** START SOURCE MATERIAL **
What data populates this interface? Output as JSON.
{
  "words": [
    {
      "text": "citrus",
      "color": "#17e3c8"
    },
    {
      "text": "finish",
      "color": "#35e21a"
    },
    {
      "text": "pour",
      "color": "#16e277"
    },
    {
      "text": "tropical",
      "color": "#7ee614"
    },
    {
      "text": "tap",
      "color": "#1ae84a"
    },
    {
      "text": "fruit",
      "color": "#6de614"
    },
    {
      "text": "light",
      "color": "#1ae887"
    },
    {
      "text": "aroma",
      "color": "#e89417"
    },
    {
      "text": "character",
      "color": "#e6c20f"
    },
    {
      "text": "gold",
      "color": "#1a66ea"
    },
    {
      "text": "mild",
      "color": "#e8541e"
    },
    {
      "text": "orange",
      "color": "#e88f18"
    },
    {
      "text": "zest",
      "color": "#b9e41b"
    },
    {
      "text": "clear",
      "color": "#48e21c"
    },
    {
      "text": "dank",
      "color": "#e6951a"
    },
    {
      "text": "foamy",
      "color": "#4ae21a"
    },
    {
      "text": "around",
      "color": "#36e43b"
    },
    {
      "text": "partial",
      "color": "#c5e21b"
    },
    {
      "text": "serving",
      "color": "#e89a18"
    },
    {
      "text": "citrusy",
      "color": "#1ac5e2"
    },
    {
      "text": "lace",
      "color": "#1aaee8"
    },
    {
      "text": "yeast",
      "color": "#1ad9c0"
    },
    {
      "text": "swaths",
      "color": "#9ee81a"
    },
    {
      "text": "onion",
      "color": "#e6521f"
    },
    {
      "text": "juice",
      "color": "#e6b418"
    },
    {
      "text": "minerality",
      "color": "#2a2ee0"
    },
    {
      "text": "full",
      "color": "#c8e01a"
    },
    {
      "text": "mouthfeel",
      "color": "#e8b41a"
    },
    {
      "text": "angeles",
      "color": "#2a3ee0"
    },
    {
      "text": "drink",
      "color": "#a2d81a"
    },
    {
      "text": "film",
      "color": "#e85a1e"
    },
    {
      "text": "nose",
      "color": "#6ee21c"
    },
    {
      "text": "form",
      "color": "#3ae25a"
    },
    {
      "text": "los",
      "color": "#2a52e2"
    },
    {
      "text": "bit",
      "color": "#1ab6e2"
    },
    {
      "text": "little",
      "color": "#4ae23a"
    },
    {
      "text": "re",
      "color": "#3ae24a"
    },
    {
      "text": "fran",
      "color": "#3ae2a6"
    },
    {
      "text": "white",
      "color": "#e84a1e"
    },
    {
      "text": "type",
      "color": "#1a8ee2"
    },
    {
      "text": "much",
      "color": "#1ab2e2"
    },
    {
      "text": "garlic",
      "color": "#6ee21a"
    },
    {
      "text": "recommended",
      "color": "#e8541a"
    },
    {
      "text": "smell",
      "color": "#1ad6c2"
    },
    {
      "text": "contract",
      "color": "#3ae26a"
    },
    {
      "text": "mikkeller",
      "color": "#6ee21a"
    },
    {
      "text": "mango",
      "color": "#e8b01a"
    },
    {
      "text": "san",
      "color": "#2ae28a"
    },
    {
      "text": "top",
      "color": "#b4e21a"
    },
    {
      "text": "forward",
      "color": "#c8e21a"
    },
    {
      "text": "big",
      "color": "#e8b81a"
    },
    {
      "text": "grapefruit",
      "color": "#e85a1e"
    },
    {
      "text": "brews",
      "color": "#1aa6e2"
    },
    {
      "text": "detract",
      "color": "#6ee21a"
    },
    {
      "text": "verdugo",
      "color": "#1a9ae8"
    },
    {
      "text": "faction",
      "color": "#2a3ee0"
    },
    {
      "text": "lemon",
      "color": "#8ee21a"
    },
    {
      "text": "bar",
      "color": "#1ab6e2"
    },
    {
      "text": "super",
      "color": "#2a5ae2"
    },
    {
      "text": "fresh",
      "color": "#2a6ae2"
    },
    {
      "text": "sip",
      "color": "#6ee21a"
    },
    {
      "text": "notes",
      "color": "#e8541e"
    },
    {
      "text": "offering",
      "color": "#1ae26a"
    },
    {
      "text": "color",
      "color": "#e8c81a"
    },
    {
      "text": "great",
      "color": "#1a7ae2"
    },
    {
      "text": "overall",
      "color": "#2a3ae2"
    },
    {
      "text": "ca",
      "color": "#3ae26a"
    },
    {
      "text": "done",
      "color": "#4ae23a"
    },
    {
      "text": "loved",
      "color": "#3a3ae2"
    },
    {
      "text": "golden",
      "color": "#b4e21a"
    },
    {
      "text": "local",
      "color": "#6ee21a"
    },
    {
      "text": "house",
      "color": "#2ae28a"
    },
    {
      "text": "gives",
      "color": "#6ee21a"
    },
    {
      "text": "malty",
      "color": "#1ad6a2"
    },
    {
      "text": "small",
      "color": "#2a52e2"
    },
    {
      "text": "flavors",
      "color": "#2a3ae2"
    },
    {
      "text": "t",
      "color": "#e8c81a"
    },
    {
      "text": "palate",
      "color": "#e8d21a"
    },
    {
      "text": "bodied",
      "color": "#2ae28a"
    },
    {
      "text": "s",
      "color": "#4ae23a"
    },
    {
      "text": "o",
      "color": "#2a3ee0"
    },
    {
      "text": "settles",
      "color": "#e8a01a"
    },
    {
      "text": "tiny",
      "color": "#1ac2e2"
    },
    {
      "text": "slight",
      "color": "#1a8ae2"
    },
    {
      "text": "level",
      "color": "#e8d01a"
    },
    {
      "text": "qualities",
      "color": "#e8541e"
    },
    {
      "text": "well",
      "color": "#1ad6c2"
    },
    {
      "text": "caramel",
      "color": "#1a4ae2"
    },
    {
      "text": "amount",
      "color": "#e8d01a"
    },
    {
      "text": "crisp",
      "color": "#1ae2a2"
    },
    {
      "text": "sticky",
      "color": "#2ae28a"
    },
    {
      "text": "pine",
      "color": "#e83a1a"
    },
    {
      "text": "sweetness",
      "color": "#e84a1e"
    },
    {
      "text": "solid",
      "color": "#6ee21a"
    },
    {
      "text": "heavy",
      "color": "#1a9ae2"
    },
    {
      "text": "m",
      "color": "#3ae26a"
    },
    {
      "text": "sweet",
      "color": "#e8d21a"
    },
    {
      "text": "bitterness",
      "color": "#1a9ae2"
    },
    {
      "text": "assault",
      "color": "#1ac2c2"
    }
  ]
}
** END SOURCE MATERIAL **
_GIVEN TASK_.
Would you give the material above again, complete and exact?

_PROBLEM SOLUTION_.
What data populates this interface? Output as JSON.
{
  "words": [
    {
      "text": "citrus",
      "color": "#17e3c8"
    },
    {
      "text": "finish",
      "color": "#35e21a"
    },
    {
      "text": "pour",
      "color": "#16e277"
    },
    {
      "text": "tropical",
      "color": "#7ee614"
    },
    {
      "text": "tap",
      "color": "#1ae84a"
    },
    {
      "text": "fruit",
      "color": "#6de614"
    },
    {
      "text": "light",
      "color": "#1ae887"
    },
    {
      "text": "aroma",
      "color": "#e89417"
    },
    {
      "text": "character",
      "color": "#e6c20f"
    },
    {
      "text": "gold",
      "color": "#1a66ea"
    },
    {
      "text": "mild",
      "color": "#e8541e"
    },
    {
      "text": "orange",
      "color": "#e88f18"
    },
    {
      "text": "zest",
      "color": "#b9e41b"
    },
    {
      "text": "clear",
      "color": "#48e21c"
    },
    {
      "text": "dank",
      "color": "#e6951a"
    },
    {
      "text": "foamy",
      "color": "#4ae21a"
    },
    {
      "text": "around",
      "color": "#36e43b"
    },
    {
      "text": "partial",
      "color": "#c5e21b"
    },
    {
      "text": "serving",
      "color": "#e89a18"
    },
    {
      "text": "citrusy",
      "color": "#1ac5e2"
    },
    {
      "text": "lace",
      "color": "#1aaee8"
    },
    {
      "text": "yeast",
      "color": "#1ad9c0"
    },
    {
      "text": "swaths",
      "color": "#9ee81a"
    },
    {
      "text": "onion",
      "color": "#e6521f"
    },
    {
      "text": "juice",
      "color": "#e6b418"
    },
    {
      "text": "minerality",
      "color": "#2a2ee0"
    },
    {
      "text": "full",
      "color": "#c8e01a"
    },
    {
      "text": "mouthfeel",
      "color": "#e8b41a"
    },
    {
      "text": "angeles",
      "color": "#2a3ee0"
    },
    {
      "text": "drink",
      "color": "#a2d81a"
    },
    {
      "text": "film",
      "color": "#e85a1e"
    },
    {
      "text": "nose",
      "color": "#6ee21c"
    },
    {
      "text": "form",
      "color": "#3ae25a"
    },
    {
      "text": "los",
      "color": "#2a52e2"
    },
    {
      "text": "bit",
      "color": "#1ab6e2"
    },
    {
      "text": "little",
      "color": "#4ae23a"
    },
    {
      "text": "re",
      "color": "#3ae24a"
    },
    {
      "text": "fran",
      "color": "#3ae2a6"
    },
    {
      "text": "white",
      "color": "#e84a1e"
    },
    {
      "text": "type",
      "color": "#1a8ee2"
    },
    {
      "text": "much",
      "color": "#1ab2e2"
    },
    {
      "text": "garlic",
      "color": "#6ee21a"
    },
    {
      "text": "recommended",
      "color": "#e8541a"
    },
    {
      "text": "smell",
      "color": "#1ad6c2"
    },
    {
      "text": "contract",
      "color": "#3ae26a"
    },
    {
      "text": "mikkeller",
      "color": "#6ee21a"
    },
    {
      "text": "mango",
      "color": "#e8b01a"
    },
    {
      "text": "san",
      "color": "#2ae28a"
    },
    {
      "text": "top",
      "color": "#b4e21a"
    },
    {
      "text": "forward",
      "color": "#c8e21a"
    },
    {
      "text": "big",
      "color": "#e8b81a"
    },
    {
      "text": "grapefruit",
      "color": "#e85a1e"
    },
    {
      "text": "brews",
      "color": "#1aa6e2"
    },
    {
      "text": "detract",
      "color": "#6ee21a"
    },
    {
      "text": "verdugo",
      "color": "#1a9ae8"
    },
    {
      "text": "faction",
      "color": "#2a3ee0"
    },
    {
      "text": "lemon",
      "color": "#8ee21a"
    },
    {
      "text": "bar",
      "color": "#1ab6e2"
    },
    {
      "text": "super",
      "color": "#2a5ae2"
    },
    {
      "text": "fresh",
      "color": "#2a6ae2"
    },
    {
      "text": "sip",
      "color": "#6ee21a"
    },
    {
      "text": "notes",
      "color": "#e8541e"
    },
    {
      "text": "offering",
      "color": "#1ae26a"
    },
    {
      "text": "color",
      "color": "#e8c81a"
    },
    {
      "text": "great",
      "color": "#1a7ae2"
    },
    {
      "text": "overall",
      "color": "#2a3ae2"
    },
    {
      "text": "ca",
      "color": "#3ae26a"
    },
    {
      "text": "done",
      "color": "#4ae23a"
    },
    {
      "text": "loved",
      "color": "#3a3ae2"
    },
    {
      "text": "golden",
      "color": "#b4e21a"
    },
    {
      "text": "local",
      "color": "#6ee21a"
    },
    {
      "text": "house",
      "color": "#2ae28a"
    },
    {
      "text": "gives",
      "color": "#6ee21a"
    },
    {
      "text": "malty",
      "color": "#1ad6a2"
    },
    {
      "text": "small",
      "color": "#2a52e2"
    },
    {
      "text": "flavors",
      "color": "#2a3ae2"
    },
    {
      "text": "t",
      "color": "#e8c81a"
    },
    {
      "text": "palate",
      "color": "#e8d21a"
    },
    {
      "text": "bodied",
      "color": "#2ae28a"
    },
    {
      "text": "s",
      "color": "#4ae23a"
    },
    {
      "text": "o",
      "color": "#2a3ee0"
    },
    {
      "text": "settles",
      "color": "#e8a01a"
    },
    {
      "text": "tiny",
      "color": "#1ac2e2"
    },
    {
      "text": "slight",
      "color": "#1a8ae2"
    },
    {
      "text": "level",
      "color": "#e8d01a"
    },
    {
      "text": "qualities",
      "color": "#e8541e"
    },
    {
      "text": "well",
      "color": "#1ad6c2"
    },
    {
      "text": "caramel",
      "color": "#1a4ae2"
    },
    {
      "text": "amount",
      "color": "#e8d01a"
    },
    {
      "text": "crisp",
      "color": "#1ae2a2"
    },
    {
      "text": "sticky",
      "color": "#2ae28a"
    },
    {
      "text": "pine",
      "color": "#e83a1a"
    },
    {
      "text": "sweetness",
      "color": "#e84a1e"
    },
    {
      "text": "solid",
      "color": "#6ee21a"
    },
    {
      "text": "heavy",
      "color": "#1a9ae2"
    },
    {
      "text": "m",
      "color": "#3ae26a"
    },
    {
      "text": "sweet",
      "color": "#e8d21a"
    },
    {
      "text": "bitterness",
      "color": "#1a9ae2"
    },
    {
      "text": "assault",
      "color": "#1ac2c2"
    }
  ]
}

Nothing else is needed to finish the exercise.